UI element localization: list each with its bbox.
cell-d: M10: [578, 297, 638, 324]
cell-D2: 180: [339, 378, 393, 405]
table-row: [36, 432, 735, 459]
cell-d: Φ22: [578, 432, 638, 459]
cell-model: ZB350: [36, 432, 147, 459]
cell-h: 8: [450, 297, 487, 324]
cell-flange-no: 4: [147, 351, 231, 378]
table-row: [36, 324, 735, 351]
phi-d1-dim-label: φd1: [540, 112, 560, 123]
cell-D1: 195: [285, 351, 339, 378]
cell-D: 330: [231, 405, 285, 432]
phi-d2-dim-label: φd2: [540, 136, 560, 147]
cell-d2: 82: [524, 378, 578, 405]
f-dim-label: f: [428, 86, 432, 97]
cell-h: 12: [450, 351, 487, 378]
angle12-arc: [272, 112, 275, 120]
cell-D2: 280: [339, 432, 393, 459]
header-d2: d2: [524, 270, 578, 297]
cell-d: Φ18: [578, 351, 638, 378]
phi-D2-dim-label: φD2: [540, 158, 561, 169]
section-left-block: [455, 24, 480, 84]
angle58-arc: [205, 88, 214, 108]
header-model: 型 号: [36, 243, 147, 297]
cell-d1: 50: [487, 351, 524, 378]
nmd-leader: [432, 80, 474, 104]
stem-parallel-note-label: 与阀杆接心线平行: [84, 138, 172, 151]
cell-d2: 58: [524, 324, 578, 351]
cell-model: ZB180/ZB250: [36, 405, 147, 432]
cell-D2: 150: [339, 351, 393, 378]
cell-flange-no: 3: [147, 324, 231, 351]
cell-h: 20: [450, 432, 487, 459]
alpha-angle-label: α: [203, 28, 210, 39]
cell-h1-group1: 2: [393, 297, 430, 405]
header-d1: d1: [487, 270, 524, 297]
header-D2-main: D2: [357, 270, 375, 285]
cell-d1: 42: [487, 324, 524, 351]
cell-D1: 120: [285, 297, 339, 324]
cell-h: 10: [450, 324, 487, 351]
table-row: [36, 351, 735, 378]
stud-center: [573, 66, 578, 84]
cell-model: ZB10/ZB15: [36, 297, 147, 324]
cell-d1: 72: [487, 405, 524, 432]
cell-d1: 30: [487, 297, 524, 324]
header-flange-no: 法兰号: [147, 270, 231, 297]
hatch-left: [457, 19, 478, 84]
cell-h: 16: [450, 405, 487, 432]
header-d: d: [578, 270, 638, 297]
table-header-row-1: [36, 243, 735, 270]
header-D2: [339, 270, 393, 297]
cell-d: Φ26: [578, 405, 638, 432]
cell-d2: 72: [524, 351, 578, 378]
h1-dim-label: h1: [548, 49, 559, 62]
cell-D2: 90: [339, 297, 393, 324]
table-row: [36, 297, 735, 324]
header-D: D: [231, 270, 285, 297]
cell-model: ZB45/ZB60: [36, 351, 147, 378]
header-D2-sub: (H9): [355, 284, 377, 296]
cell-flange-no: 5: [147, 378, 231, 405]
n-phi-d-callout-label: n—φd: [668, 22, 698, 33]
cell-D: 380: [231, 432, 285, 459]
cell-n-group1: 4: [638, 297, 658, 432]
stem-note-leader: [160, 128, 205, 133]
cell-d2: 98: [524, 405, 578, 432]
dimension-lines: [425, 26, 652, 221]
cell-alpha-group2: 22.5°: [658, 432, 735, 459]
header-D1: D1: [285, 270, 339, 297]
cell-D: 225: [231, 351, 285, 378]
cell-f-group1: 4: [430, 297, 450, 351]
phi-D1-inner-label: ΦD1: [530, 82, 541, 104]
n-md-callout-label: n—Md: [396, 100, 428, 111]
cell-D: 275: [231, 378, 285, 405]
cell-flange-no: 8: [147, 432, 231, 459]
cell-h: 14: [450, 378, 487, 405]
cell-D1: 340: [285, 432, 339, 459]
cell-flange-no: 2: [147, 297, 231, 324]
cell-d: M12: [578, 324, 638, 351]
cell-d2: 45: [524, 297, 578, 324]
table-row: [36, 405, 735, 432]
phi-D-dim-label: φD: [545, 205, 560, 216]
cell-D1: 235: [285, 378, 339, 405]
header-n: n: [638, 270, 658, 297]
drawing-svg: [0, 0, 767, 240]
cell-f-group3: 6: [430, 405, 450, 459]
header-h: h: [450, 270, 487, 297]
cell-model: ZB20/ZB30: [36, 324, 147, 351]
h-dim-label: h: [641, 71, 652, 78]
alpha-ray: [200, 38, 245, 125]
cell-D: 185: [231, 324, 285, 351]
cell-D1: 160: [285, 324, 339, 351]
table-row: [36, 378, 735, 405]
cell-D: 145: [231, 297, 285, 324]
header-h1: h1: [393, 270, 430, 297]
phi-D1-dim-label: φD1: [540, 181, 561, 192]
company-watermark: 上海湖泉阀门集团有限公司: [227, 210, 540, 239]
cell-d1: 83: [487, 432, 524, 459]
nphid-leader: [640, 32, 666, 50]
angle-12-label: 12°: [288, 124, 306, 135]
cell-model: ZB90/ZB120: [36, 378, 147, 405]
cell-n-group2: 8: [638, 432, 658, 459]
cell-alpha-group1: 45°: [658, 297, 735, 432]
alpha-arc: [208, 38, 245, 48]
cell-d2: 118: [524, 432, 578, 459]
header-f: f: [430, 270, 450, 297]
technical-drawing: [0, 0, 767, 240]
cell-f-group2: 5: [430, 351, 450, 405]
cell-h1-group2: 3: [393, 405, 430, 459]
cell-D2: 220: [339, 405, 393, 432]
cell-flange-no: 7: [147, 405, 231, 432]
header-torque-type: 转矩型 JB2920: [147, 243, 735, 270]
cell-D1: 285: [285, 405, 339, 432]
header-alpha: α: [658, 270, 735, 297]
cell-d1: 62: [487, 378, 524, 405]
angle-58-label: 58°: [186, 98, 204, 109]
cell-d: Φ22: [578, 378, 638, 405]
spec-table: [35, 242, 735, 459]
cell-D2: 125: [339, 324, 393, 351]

WHAT NEEDS TO BE DONE | Write out all of the items above again, copying every line word for word.

SOLUTION TO THIS EXERCISE |
UI element localization: list each with its bbox.
cell-d: M10: [578, 297, 638, 324]
cell-D2: 180: [339, 378, 393, 405]
table-row: [36, 432, 735, 459]
cell-d: Φ22: [578, 432, 638, 459]
cell-model: ZB350: [36, 432, 147, 459]
cell-h: 8: [450, 297, 487, 324]
cell-flange-no: 4: [147, 351, 231, 378]
table-row: [36, 324, 735, 351]
phi-d1-dim-label: φd1: [540, 112, 560, 123]
cell-D1: 195: [285, 351, 339, 378]
cell-D: 330: [231, 405, 285, 432]
phi-d2-dim-label: φd2: [540, 136, 560, 147]
cell-d2: 82: [524, 378, 578, 405]
f-dim-label: f: [428, 86, 432, 97]
cell-h: 12: [450, 351, 487, 378]
angle12-arc: [272, 112, 275, 120]
cell-D2: 280: [339, 432, 393, 459]
header-d2: d2: [524, 270, 578, 297]
cell-d: Φ18: [578, 351, 638, 378]
phi-D2-dim-label: φD2: [540, 158, 561, 169]
section-left-block: [455, 24, 480, 84]
angle58-arc: [205, 88, 214, 108]
header-model: 型 号: [36, 243, 147, 297]
cell-d1: 50: [487, 351, 524, 378]
nmd-leader: [432, 80, 474, 104]
stem-parallel-note-label: 与阀杆接心线平行: [84, 138, 172, 151]
cell-d2: 58: [524, 324, 578, 351]
cell-model: ZB180/ZB250: [36, 405, 147, 432]
cell-D2: 150: [339, 351, 393, 378]
cell-flange-no: 3: [147, 324, 231, 351]
cell-h: 20: [450, 432, 487, 459]
alpha-angle-label: α: [203, 28, 210, 39]
cell-h1-group1: 2: [393, 297, 430, 405]
header-d1: d1: [487, 270, 524, 297]
header-D2-main: D2: [357, 270, 375, 285]
cell-d1: 42: [487, 324, 524, 351]
cell-D1: 120: [285, 297, 339, 324]
cell-h: 10: [450, 324, 487, 351]
table-row: [36, 351, 735, 378]
stud-center: [573, 66, 578, 84]
cell-model: ZB10/ZB15: [36, 297, 147, 324]
cell-d1: 72: [487, 405, 524, 432]
cell-d1: 30: [487, 297, 524, 324]
header-flange-no: 法兰号: [147, 270, 231, 297]
hatch-left: [457, 19, 478, 84]
cell-h: 16: [450, 405, 487, 432]
header-d: d: [578, 270, 638, 297]
table-header-row-1: [36, 243, 735, 270]
header-D2: [339, 270, 393, 297]
cell-d: Φ26: [578, 405, 638, 432]
cell-d2: 72: [524, 351, 578, 378]
h1-dim-label: h1: [548, 49, 559, 62]
cell-D2: 90: [339, 297, 393, 324]
table-row: [36, 297, 735, 324]
header-D: D: [231, 270, 285, 297]
cell-model: ZB45/ZB60: [36, 351, 147, 378]
header-D2-sub: (H9): [355, 284, 377, 296]
cell-flange-no: 5: [147, 378, 231, 405]
n-phi-d-callout-label: n—φd: [668, 22, 698, 33]
cell-D: 380: [231, 432, 285, 459]
cell-n-group1: 4: [638, 297, 658, 432]
stem-note-leader: [160, 128, 205, 133]
cell-d2: 98: [524, 405, 578, 432]
dimension-lines: [425, 26, 652, 221]
cell-alpha-group2: 22.5°: [658, 432, 735, 459]
header-D1: D1: [285, 270, 339, 297]
cell-D: 225: [231, 351, 285, 378]
cell-f-group1: 4: [430, 297, 450, 351]
phi-D1-inner-label: ΦD1: [530, 82, 541, 104]
n-md-callout-label: n—Md: [396, 100, 428, 111]
cell-D: 275: [231, 378, 285, 405]
cell-flange-no: 8: [147, 432, 231, 459]
cell-h: 14: [450, 378, 487, 405]
cell-D1: 340: [285, 432, 339, 459]
cell-flange-no: 2: [147, 297, 231, 324]
cell-d: M12: [578, 324, 638, 351]
cell-d2: 45: [524, 297, 578, 324]
table-row: [36, 405, 735, 432]
phi-D-dim-label: φD: [545, 205, 560, 216]
cell-D1: 235: [285, 378, 339, 405]
header-n: n: [638, 270, 658, 297]
drawing-svg: [0, 0, 767, 240]
cell-f-group3: 6: [430, 405, 450, 459]
header-h: h: [450, 270, 487, 297]
cell-model: ZB20/ZB30: [36, 324, 147, 351]
h-dim-label: h: [641, 71, 652, 78]
alpha-ray: [200, 38, 245, 125]
cell-D: 185: [231, 324, 285, 351]
cell-D1: 160: [285, 324, 339, 351]
table-row: [36, 378, 735, 405]
cell-D: 145: [231, 297, 285, 324]
header-h1: h1: [393, 270, 430, 297]
phi-D1-dim-label: φD1: [540, 181, 561, 192]
company-watermark: 上海湖泉阀门集团有限公司: [227, 210, 540, 239]
cell-d1: 83: [487, 432, 524, 459]
nphid-leader: [640, 32, 666, 50]
angle-12-label: 12°: [288, 124, 306, 135]
cell-model: ZB90/ZB120: [36, 378, 147, 405]
cell-n-group2: 8: [638, 432, 658, 459]
cell-alpha-group1: 45°: [658, 297, 735, 432]
alpha-arc: [208, 38, 245, 48]
cell-d2: 118: [524, 432, 578, 459]
header-f: f: [430, 270, 450, 297]
technical-drawing: [0, 0, 767, 240]
cell-f-group2: 5: [430, 351, 450, 405]
cell-h1-group2: 3: [393, 405, 430, 459]
cell-D2: 220: [339, 405, 393, 432]
cell-flange-no: 7: [147, 405, 231, 432]
header-torque-type: 转矩型 JB2920: [147, 243, 735, 270]
cell-D1: 285: [285, 405, 339, 432]
header-alpha: α: [658, 270, 735, 297]
cell-d1: 62: [487, 378, 524, 405]
angle-58-label: 58°: [186, 98, 204, 109]
cell-d: Φ22: [578, 378, 638, 405]
spec-table: [35, 242, 735, 459]
cell-D2: 125: [339, 324, 393, 351]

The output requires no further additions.